Goal. Copy all of the material below exactly.
Begin Records supplied
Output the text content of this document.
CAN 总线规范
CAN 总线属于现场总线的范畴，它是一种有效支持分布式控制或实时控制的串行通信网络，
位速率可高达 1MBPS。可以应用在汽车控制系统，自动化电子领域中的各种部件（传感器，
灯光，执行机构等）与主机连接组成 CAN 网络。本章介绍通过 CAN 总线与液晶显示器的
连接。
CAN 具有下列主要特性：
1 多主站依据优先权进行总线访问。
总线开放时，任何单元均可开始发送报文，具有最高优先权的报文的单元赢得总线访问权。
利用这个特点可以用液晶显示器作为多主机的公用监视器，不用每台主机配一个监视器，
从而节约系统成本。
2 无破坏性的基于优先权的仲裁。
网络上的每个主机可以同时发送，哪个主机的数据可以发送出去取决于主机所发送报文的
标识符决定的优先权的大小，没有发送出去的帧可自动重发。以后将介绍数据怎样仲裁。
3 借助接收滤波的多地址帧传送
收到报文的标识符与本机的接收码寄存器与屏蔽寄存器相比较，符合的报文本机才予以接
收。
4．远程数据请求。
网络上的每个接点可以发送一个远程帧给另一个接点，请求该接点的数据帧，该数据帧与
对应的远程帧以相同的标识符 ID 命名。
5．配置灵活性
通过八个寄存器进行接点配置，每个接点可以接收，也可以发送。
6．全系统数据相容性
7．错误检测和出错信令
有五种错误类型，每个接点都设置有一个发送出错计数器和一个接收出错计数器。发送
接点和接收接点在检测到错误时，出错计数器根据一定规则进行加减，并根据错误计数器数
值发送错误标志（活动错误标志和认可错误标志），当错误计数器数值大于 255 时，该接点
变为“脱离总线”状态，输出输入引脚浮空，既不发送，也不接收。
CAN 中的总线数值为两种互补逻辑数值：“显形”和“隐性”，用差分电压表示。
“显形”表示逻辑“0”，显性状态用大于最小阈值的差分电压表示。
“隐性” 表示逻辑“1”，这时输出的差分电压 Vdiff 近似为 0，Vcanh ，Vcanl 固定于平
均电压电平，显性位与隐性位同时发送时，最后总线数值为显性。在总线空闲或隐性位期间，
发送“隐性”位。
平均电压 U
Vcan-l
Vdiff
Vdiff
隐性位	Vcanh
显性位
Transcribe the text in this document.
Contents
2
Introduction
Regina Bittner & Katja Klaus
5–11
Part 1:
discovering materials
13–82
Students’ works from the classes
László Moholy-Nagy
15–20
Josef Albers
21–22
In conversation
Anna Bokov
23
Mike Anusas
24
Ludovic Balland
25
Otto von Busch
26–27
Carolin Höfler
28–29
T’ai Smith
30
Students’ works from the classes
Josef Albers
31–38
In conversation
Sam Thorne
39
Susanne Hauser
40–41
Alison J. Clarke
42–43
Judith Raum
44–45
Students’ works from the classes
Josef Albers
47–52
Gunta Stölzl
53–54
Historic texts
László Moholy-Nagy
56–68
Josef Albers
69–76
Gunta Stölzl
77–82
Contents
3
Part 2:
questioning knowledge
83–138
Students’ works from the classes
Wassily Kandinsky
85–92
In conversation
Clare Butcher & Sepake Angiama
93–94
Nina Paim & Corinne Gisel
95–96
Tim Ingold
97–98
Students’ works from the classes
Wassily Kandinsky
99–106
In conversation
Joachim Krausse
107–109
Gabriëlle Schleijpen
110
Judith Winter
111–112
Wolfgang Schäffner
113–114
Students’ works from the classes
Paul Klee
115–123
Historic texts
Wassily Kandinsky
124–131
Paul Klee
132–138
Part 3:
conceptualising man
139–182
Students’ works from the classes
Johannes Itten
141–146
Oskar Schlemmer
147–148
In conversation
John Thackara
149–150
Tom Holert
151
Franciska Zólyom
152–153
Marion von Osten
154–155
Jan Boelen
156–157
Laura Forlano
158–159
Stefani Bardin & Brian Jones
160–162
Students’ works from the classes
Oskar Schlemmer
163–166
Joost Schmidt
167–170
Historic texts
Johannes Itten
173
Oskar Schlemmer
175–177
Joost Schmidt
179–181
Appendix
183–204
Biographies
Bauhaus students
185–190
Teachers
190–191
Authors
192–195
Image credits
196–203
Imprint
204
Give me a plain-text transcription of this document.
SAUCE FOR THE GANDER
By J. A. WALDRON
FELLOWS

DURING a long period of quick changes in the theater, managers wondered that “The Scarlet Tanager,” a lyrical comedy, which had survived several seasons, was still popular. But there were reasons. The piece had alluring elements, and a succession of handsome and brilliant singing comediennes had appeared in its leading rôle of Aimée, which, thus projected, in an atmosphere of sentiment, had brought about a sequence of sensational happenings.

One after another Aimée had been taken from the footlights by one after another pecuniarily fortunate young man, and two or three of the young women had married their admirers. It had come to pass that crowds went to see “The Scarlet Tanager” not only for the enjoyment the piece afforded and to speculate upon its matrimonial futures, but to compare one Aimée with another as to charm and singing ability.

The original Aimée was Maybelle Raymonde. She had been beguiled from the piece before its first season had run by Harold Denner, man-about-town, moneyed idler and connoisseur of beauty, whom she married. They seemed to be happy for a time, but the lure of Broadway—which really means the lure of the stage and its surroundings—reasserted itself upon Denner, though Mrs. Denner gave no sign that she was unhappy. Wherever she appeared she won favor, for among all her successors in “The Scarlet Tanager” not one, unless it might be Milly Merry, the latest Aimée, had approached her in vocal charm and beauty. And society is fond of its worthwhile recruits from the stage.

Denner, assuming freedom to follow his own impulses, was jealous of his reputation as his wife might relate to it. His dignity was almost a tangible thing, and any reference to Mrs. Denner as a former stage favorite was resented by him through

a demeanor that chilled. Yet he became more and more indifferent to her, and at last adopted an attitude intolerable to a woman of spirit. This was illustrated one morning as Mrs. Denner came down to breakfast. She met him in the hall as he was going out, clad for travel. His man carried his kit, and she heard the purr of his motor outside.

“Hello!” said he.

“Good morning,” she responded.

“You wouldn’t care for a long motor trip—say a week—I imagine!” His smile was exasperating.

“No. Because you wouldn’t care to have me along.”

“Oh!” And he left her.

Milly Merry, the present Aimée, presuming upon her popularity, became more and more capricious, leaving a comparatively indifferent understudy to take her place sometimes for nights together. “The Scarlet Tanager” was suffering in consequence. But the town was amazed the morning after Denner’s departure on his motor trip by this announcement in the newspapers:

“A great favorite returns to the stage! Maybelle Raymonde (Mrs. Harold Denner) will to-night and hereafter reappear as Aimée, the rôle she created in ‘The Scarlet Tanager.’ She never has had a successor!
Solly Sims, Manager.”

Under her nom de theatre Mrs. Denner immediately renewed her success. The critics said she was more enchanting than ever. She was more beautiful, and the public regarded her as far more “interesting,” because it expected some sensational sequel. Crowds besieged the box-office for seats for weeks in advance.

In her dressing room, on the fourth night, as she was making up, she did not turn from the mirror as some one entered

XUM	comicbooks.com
End Records supplied
Task solution.
Output the text content of this document.
CAN 总线规范
CAN 总线属于现场总线的范畴，它是一种有效支持分布式控制或实时控制的串行通信网络，
位速率可高达 1MBPS。可以应用在汽车控制系统，自动化电子领域中的各种部件（传感器，
灯光，执行机构等）与主机连接组成 CAN 网络。本章介绍通过 CAN 总线与液晶显示器的
连接。
CAN 具有下列主要特性：
1 多主站依据优先权进行总线访问。
总线开放时，任何单元均可开始发送报文，具有最高优先权的报文的单元赢得总线访问权。
利用这个特点可以用液晶显示器作为多主机的公用监视器，不用每台主机配一个监视器，
从而节约系统成本。
2 无破坏性的基于优先权的仲裁。
网络上的每个主机可以同时发送，哪个主机的数据可以发送出去取决于主机所发送报文的
标识符决定的优先权的大小，没有发送出去的帧可自动重发。以后将介绍数据怎样仲裁。
3 借助接收滤波的多地址帧传送
收到报文的标识符与本机的接收码寄存器与屏蔽寄存器相比较，符合的报文本机才予以接
收。
4．远程数据请求。
网络上的每个接点可以发送一个远程帧给另一个接点，请求该接点的数据帧，该数据帧与
对应的远程帧以相同的标识符 ID 命名。
5．配置灵活性
通过八个寄存器进行接点配置，每个接点可以接收，也可以发送。
6．全系统数据相容性
7．错误检测和出错信令
有五种错误类型，每个接点都设置有一个发送出错计数器和一个接收出错计数器。发送
接点和接收接点在检测到错误时，出错计数器根据一定规则进行加减，并根据错误计数器数
值发送错误标志（活动错误标志和认可错误标志），当错误计数器数值大于 255 时，该接点
变为“脱离总线”状态，输出输入引脚浮空，既不发送，也不接收。
CAN 中的总线数值为两种互补逻辑数值：“显形”和“隐性”，用差分电压表示。
“显形”表示逻辑“0”，显性状态用大于最小阈值的差分电压表示。
“隐性” 表示逻辑“1”，这时输出的差分电压 Vdiff 近似为 0，Vcanh ，Vcanl 固定于平
均电压电平，显性位与隐性位同时发送时，最后总线数值为显性。在总线空闲或隐性位期间，
发送“隐性”位。
平均电压 U
Vcan-l
Vdiff
Vdiff
隐性位	Vcanh
显性位
Transcribe the text in this document.
Contents
2
Introduction
Regina Bittner & Katja Klaus
5–11
Part 1:
discovering materials
13–82
Students’ works from the classes
László Moholy-Nagy
15–20
Josef Albers
21–22
In conversation
Anna Bokov
23
Mike Anusas
24
Ludovic Balland
25
Otto von Busch
26–27
Carolin Höfler
28–29
T’ai Smith
30
Students’ works from the classes
Josef Albers
31–38
In conversation
Sam Thorne
39
Susanne Hauser
40–41
Alison J. Clarke
42–43
Judith Raum
44–45
Students’ works from the classes
Josef Albers
47–52
Gunta Stölzl
53–54
Historic texts
László Moholy-Nagy
56–68
Josef Albers
69–76
Gunta Stölzl
77–82
Contents
3
Part 2:
questioning knowledge
83–138
Students’ works from the classes
Wassily Kandinsky
85–92
In conversation
Clare Butcher & Sepake Angiama
93–94
Nina Paim & Corinne Gisel
95–96
Tim Ingold
97–98
Students’ works from the classes
Wassily Kandinsky
99–106
In conversation
Joachim Krausse
107–109
Gabriëlle Schleijpen
110
Judith Winter
111–112
Wolfgang Schäffner
113–114
Students’ works from the classes
Paul Klee
115–123
Historic texts
Wassily Kandinsky
124–131
Paul Klee
132–138
Part 3:
conceptualising man
139–182
Students’ works from the classes
Johannes Itten
141–146
Oskar Schlemmer
147–148
In conversation
John Thackara
149–150
Tom Holert
151
Franciska Zólyom
152–153
Marion von Osten
154–155
Jan Boelen
156–157
Laura Forlano
158–159
Stefani Bardin & Brian Jones
160–162
Students’ works from the classes
Oskar Schlemmer
163–166
Joost Schmidt
167–170
Historic texts
Johannes Itten
173
Oskar Schlemmer
175–177
Joost Schmidt
179–181
Appendix
183–204
Biographies
Bauhaus students
185–190
Teachers
190–191
Authors
192–195
Image credits
196–203
Imprint
204
Give me a plain-text transcription of this document.
SAUCE FOR THE GANDER
By J. A. WALDRON
FELLOWS

DURING a long period of quick changes in the theater, managers wondered that “The Scarlet Tanager,” a lyrical comedy, which had survived several seasons, was still popular. But there were reasons. The piece had alluring elements, and a succession of handsome and brilliant singing comediennes had appeared in its leading rôle of Aimée, which, thus projected, in an atmosphere of sentiment, had brought about a sequence of sensational happenings.

One after another Aimée had been taken from the footlights by one after another pecuniarily fortunate young man, and two or three of the young women had married their admirers. It had come to pass that crowds went to see “The Scarlet Tanager” not only for the enjoyment the piece afforded and to speculate upon its matrimonial futures, but to compare one Aimée with another as to charm and singing ability.

The original Aimée was Maybelle Raymonde. She had been beguiled from the piece before its first season had run by Harold Denner, man-about-town, moneyed idler and connoisseur of beauty, whom she married. They seemed to be happy for a time, but the lure of Broadway—which really means the lure of the stage and its surroundings—reasserted itself upon Denner, though Mrs. Denner gave no sign that she was unhappy. Wherever she appeared she won favor, for among all her successors in “The Scarlet Tanager” not one, unless it might be Milly Merry, the latest Aimée, had approached her in vocal charm and beauty. And society is fond of its worthwhile recruits from the stage.

Denner, assuming freedom to follow his own impulses, was jealous of his reputation as his wife might relate to it. His dignity was almost a tangible thing, and any reference to Mrs. Denner as a former stage favorite was resented by him through

a demeanor that chilled. Yet he became more and more indifferent to her, and at last adopted an attitude intolerable to a woman of spirit. This was illustrated one morning as Mrs. Denner came down to breakfast. She met him in the hall as he was going out, clad for travel. His man carried his kit, and she heard the purr of his motor outside.

“Hello!” said he.

“Good morning,” she responded.

“You wouldn’t care for a long motor trip—say a week—I imagine!” His smile was exasperating.

“No. Because you wouldn’t care to have me along.”

“Oh!” And he left her.

Milly Merry, the present Aimée, presuming upon her popularity, became more and more capricious, leaving a comparatively indifferent understudy to take her place sometimes for nights together. “The Scarlet Tanager” was suffering in consequence. But the town was amazed the morning after Denner’s departure on his motor trip by this announcement in the newspapers:

“A great favorite returns to the stage! Maybelle Raymonde (Mrs. Harold Denner) will to-night and hereafter reappear as Aimée, the rôle she created in ‘The Scarlet Tanager.’ She never has had a successor!
Solly Sims, Manager.”

Under her nom de theatre Mrs. Denner immediately renewed her success. The critics said she was more enchanting than ever. She was more beautiful, and the public regarded her as far more “interesting,” because it expected some sensational sequel. Crowds besieged the box-office for seats for weeks in advance.

In her dressing room, on the fourth night, as she was making up, she did not turn from the mirror as some one entered

XUM	comicbooks.com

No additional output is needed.